Challenge - Every entry needs to be printed exactly, please.

+ + + + + + +

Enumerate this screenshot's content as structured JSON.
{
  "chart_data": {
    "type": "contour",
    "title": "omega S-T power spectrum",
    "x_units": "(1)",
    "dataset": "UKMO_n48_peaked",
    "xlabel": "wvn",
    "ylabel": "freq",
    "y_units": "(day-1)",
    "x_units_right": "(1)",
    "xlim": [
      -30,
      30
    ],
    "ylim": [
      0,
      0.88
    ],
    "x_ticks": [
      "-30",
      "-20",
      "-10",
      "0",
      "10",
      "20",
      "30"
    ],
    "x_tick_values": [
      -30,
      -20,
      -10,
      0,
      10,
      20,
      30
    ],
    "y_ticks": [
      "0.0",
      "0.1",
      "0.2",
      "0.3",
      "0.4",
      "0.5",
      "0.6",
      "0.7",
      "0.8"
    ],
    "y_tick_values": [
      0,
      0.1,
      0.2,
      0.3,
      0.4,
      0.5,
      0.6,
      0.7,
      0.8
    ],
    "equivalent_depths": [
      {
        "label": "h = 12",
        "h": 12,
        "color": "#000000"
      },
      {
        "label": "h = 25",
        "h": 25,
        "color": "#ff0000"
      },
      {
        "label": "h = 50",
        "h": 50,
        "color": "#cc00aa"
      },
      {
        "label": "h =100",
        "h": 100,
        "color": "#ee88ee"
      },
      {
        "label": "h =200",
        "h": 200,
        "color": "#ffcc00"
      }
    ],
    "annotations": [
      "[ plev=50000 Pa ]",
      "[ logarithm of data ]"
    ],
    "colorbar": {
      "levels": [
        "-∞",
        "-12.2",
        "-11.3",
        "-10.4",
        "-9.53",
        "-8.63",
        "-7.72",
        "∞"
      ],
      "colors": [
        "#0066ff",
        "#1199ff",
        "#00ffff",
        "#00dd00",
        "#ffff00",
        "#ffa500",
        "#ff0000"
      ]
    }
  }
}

+ + + + + + +

The solution -
Enumerate this screenshot's content as structured JSON.
{
  "chart_data": {
    "type": "contour",
    "title": "omega S-T power spectrum",
    "x_units": "(1)",
    "dataset": "UKMO_n48_peaked",
    "xlabel": "wvn",
    "ylabel": "freq",
    "y_units": "(day-1)",
    "x_units_right": "(1)",
    "xlim": [
      -30,
      30
    ],
    "ylim": [
      0,
      0.88
    ],
    "x_ticks": [
      "-30",
      "-20",
      "-10",
      "0",
      "10",
      "20",
      "30"
    ],
    "x_tick_values": [
      -30,
      -20,
      -10,
      0,
      10,
      20,
      30
    ],
    "y_ticks": [
      "0.0",
      "0.1",
      "0.2",
      "0.3",
      "0.4",
      "0.5",
      "0.6",
      "0.7",
      "0.8"
    ],
    "y_tick_values": [
      0,
      0.1,
      0.2,
      0.3,
      0.4,
      0.5,
      0.6,
      0.7,
      0.8
    ],
    "equivalent_depths": [
      {
        "label": "h = 12",
        "h": 12,
        "color": "#000000"
      },
      {
        "label": "h = 25",
        "h": 25,
        "color": "#ff0000"
      },
      {
        "label": "h = 50",
        "h": 50,
        "color": "#cc00aa"
      },
      {
        "label": "h =100",
        "h": 100,
        "color": "#ee88ee"
      },
      {
        "label": "h =200",
        "h": 200,
        "color": "#ffcc00"
      }
    ],
    "annotations": [
      "[ plev=50000 Pa ]",
      "[ logarithm of data ]"
    ],
    "colorbar": {
      "levels": [
        "-∞",
        "-12.2",
        "-11.3",
        "-10.4",
        "-9.53",
        "-8.63",
        "-7.72",
        "∞"
      ],
      "colors": [
        "#0066ff",
        "#1199ff",
        "#00ffff",
        "#00dd00",
        "#ffff00",
        "#ffa500",
        "#ff0000"
      ]
    }
  }
}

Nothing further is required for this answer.